▶ **REQUEST**
The records below must be transcribed exactly. Do not include the pictures.

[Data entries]
BEGIN
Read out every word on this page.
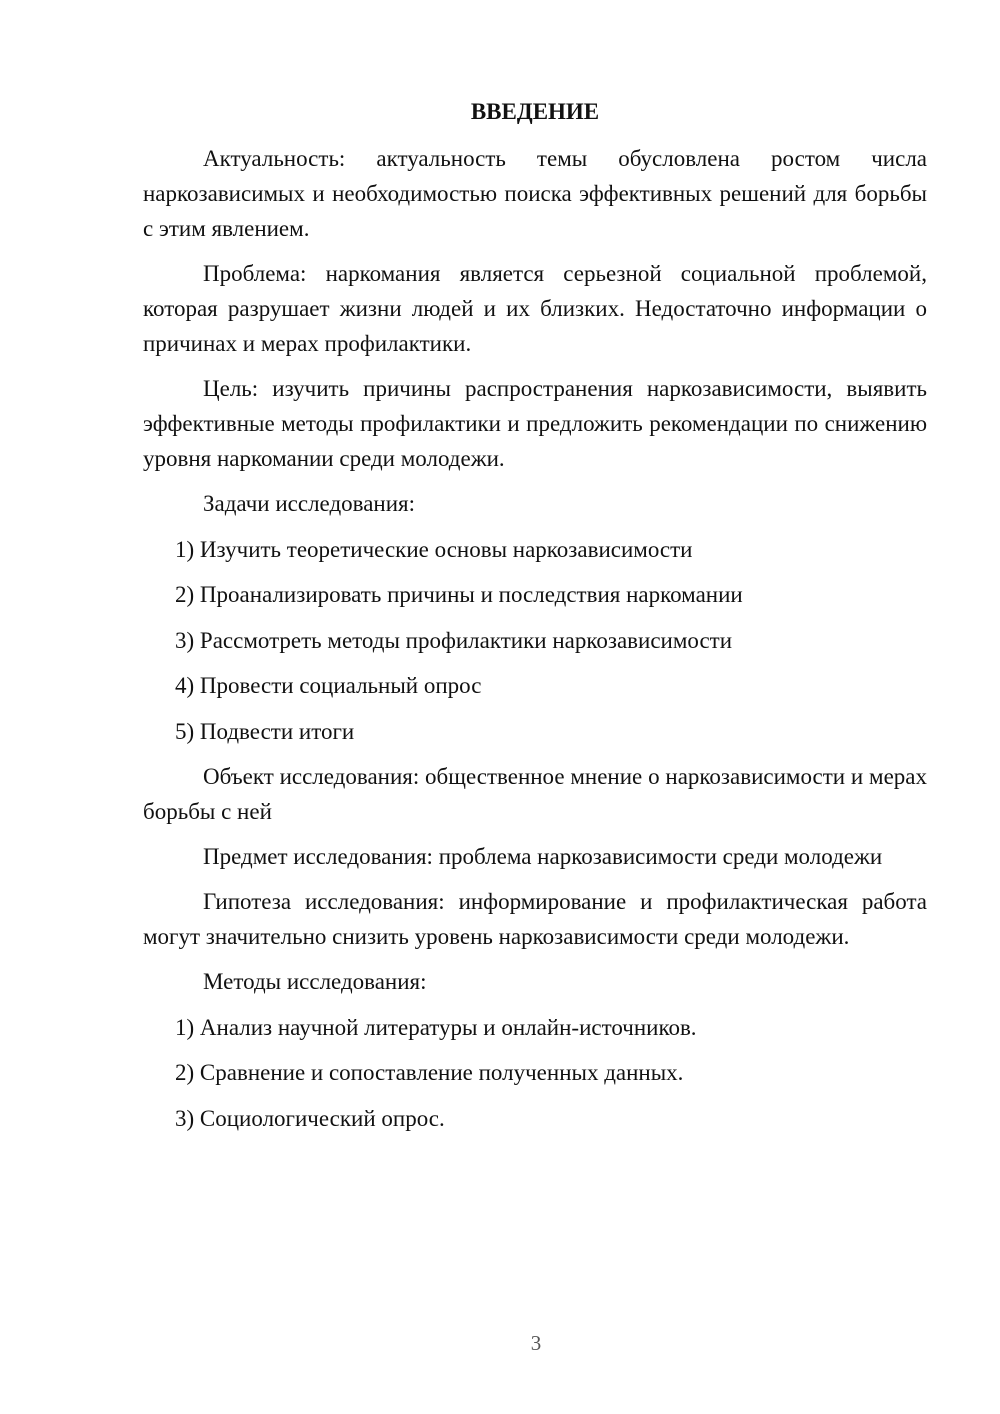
ВВЕДЕНИЕ

Актуальность: актуальность темы обусловлена ростом числа наркозависимых и необходимостью поиска эффективных решений для борьбы с этим явлением.

Проблема: наркомания является серьезной социальной проблемой, которая разрушает жизни людей и их близких. Недостаточно информации о причинах и мерах профилактики.

Цель: изучить причины распространения наркозависимости, выявить эффективные методы профилактики и предложить рекомендации по снижению уровня наркомании среди молодежи.

Задачи исследования:

1) Изучить теоретические основы наркозависимости

2) Проанализировать причины и последствия наркомании

3) Рассмотреть методы профилактики наркозависимости

4) Провести социальный опрос

5) Подвести итоги

Объект исследования: общественное мнение о наркозависимости и мерах борьбы с ней

Предмет исследования: проблема наркозависимости среди молодежи

Гипотеза исследования: информирование и профилактическая работа могут значительно снизить уровень наркозависимости среди молодежи.

Методы исследования:

1) Анализ научной литературы и онлайн-источников.

2) Сравнение и сопоставление полученных данных.

3) Социологический опрос.

3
END
▶ **SOLUTION TO THIS PROBLEM**
Read out every word on this page.
ВВЕДЕНИЕ

Актуальность: актуальность темы обусловлена ростом числа наркозависимых и необходимостью поиска эффективных решений для борьбы с этим явлением.

Проблема: наркомания является серьезной социальной проблемой, которая разрушает жизни людей и их близких. Недостаточно информации о причинах и мерах профилактики.

Цель: изучить причины распространения наркозависимости, выявить эффективные методы профилактики и предложить рекомендации по снижению уровня наркомании среди молодежи.

Задачи исследования:

1) Изучить теоретические основы наркозависимости

2) Проанализировать причины и последствия наркомании

3) Рассмотреть методы профилактики наркозависимости

4) Провести социальный опрос

5) Подвести итоги

Объект исследования: общественное мнение о наркозависимости и мерах борьбы с ней

Предмет исследования: проблема наркозависимости среди молодежи

Гипотеза исследования: информирование и профилактическая работа могут значительно снизить уровень наркозависимости среди молодежи.

Методы исследования:

1) Анализ научной литературы и онлайн-источников.

2) Сравнение и сопоставление полученных данных.

3) Социологический опрос.

3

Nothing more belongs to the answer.